>> start Supplied material

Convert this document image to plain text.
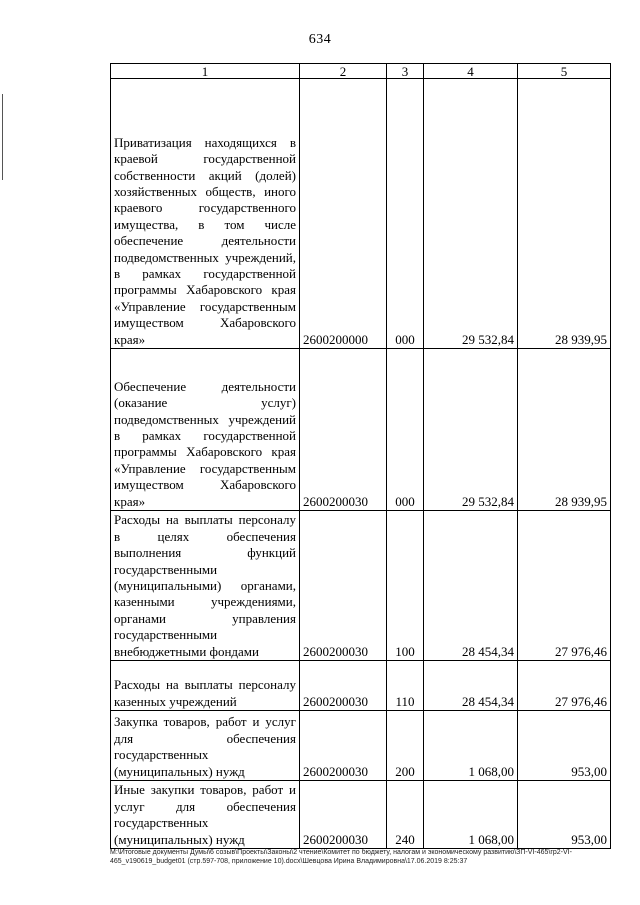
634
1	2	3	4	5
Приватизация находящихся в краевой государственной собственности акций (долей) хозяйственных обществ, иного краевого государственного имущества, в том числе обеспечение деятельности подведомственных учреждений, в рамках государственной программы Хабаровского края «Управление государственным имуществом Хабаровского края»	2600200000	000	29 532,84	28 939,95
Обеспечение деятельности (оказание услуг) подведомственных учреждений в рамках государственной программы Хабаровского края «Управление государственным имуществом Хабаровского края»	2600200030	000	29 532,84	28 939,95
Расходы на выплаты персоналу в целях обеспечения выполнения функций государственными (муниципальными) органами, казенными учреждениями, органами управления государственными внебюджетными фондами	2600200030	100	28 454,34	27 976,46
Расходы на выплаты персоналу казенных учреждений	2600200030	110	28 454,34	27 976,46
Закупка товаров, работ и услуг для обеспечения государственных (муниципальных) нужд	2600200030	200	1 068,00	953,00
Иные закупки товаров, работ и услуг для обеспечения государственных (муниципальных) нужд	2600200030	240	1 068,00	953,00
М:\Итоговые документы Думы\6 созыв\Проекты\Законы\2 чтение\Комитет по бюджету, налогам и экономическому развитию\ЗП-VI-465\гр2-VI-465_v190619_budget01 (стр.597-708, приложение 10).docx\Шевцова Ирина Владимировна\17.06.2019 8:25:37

>> end Supplied material

(What you should do): All of the records above must be copied exactly, except for the pictures.

(Task answer):
Convert this document image to plain text.
634
1	2	3	4	5
Приватизация находящихся в краевой государственной собственности акций (долей) хозяйственных обществ, иного краевого государственного имущества, в том числе обеспечение деятельности подведомственных учреждений, в рамках государственной программы Хабаровского края «Управление государственным имуществом Хабаровского края»	2600200000	000	29 532,84	28 939,95
Обеспечение деятельности (оказание услуг) подведомственных учреждений в рамках государственной программы Хабаровского края «Управление государственным имуществом Хабаровского края»	2600200030	000	29 532,84	28 939,95
Расходы на выплаты персоналу в целях обеспечения выполнения функций государственными (муниципальными) органами, казенными учреждениями, органами управления государственными внебюджетными фондами	2600200030	100	28 454,34	27 976,46
Расходы на выплаты персоналу казенных учреждений	2600200030	110	28 454,34	27 976,46
Закупка товаров, работ и услуг для обеспечения государственных (муниципальных) нужд	2600200030	200	1 068,00	953,00
Иные закупки товаров, работ и услуг для обеспечения государственных (муниципальных) нужд	2600200030	240	1 068,00	953,00
М:\Итоговые документы Думы\6 созыв\Проекты\Законы\2 чтение\Комитет по бюджету, налогам и экономическому развитию\ЗП-VI-465\гр2-VI-465_v190619_budget01 (стр.597-708, приложение 10).docx\Шевцова Ирина Владимировна\17.06.2019 8:25:37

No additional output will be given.